OBJECTIVE >> Say how many lines contain the string "title". Give no other output.

PROVIDED MATERIAL >>
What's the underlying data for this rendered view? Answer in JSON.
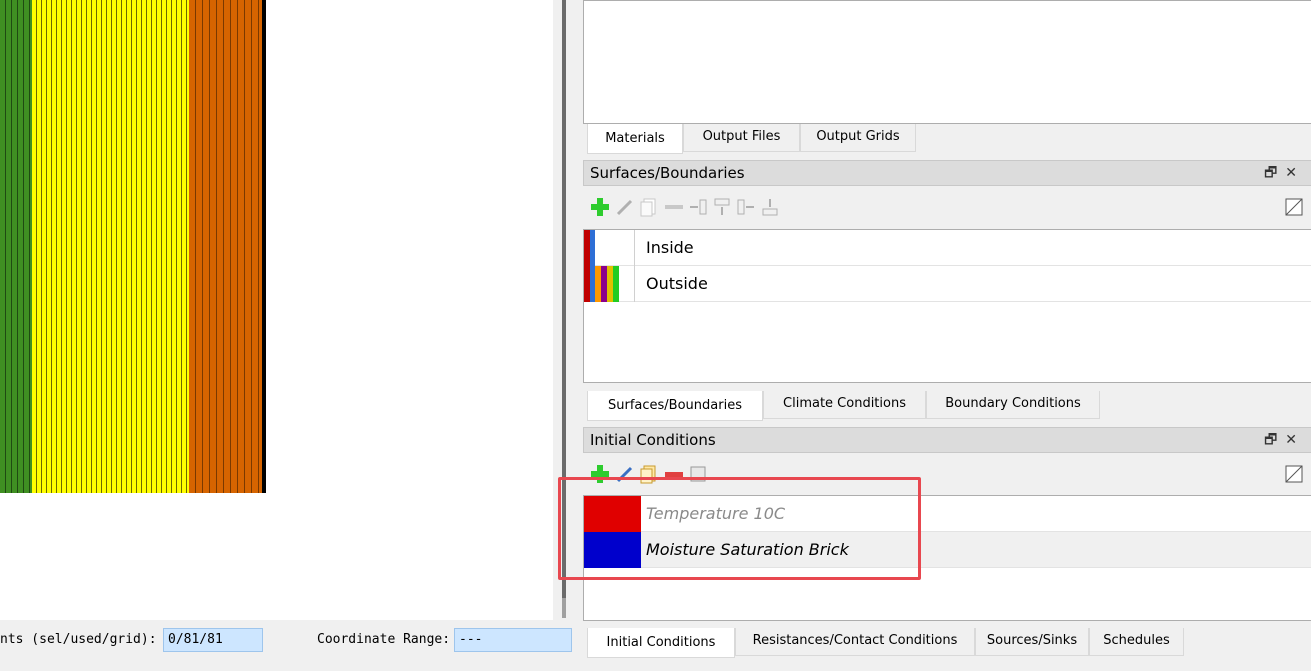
{
  "canvas": {
    "strip_colors": {
      "green": "#3f8f22",
      "yellow": "#ffff00",
      "orange": "#d66400"
    }
  },
  "top_tabs": [
    "Materials",
    "Output Files",
    "Output Grids"
  ],
  "surfaces": {
    "title": "Surfaces/Boundaries",
    "rows": [
      {
        "label": "Inside"
      },
      {
        "label": "Outside"
      }
    ]
  },
  "middle_tabs": [
    "Surfaces/Boundaries",
    "Climate Conditions",
    "Boundary Conditions"
  ],
  "initial_conditions": {
    "title": "Initial Conditions",
    "rows": [
      {
        "label": "Temperature 10C",
        "color": "#e00000"
      },
      {
        "label": "Moisture Saturation Brick",
        "color": "#0000cc"
      }
    ]
  },
  "bottom_tabs": [
    "Initial Conditions",
    "Resistances/Contact Conditions",
    "Sources/Sinks",
    "Schedules"
  ],
  "status": {
    "elements_label": "nts (sel/used/grid):",
    "elements_value": "0/81/81",
    "coord_label": "Coordinate Range:",
    "coord_value": "---"
  },
  "icons": [
    "add-icon",
    "edit-icon",
    "copy-icon",
    "remove-icon",
    "split-icon",
    "merge-icon",
    "float-icon",
    "close-icon",
    "toggle-view-icon"
  ]
}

REPLY >> 2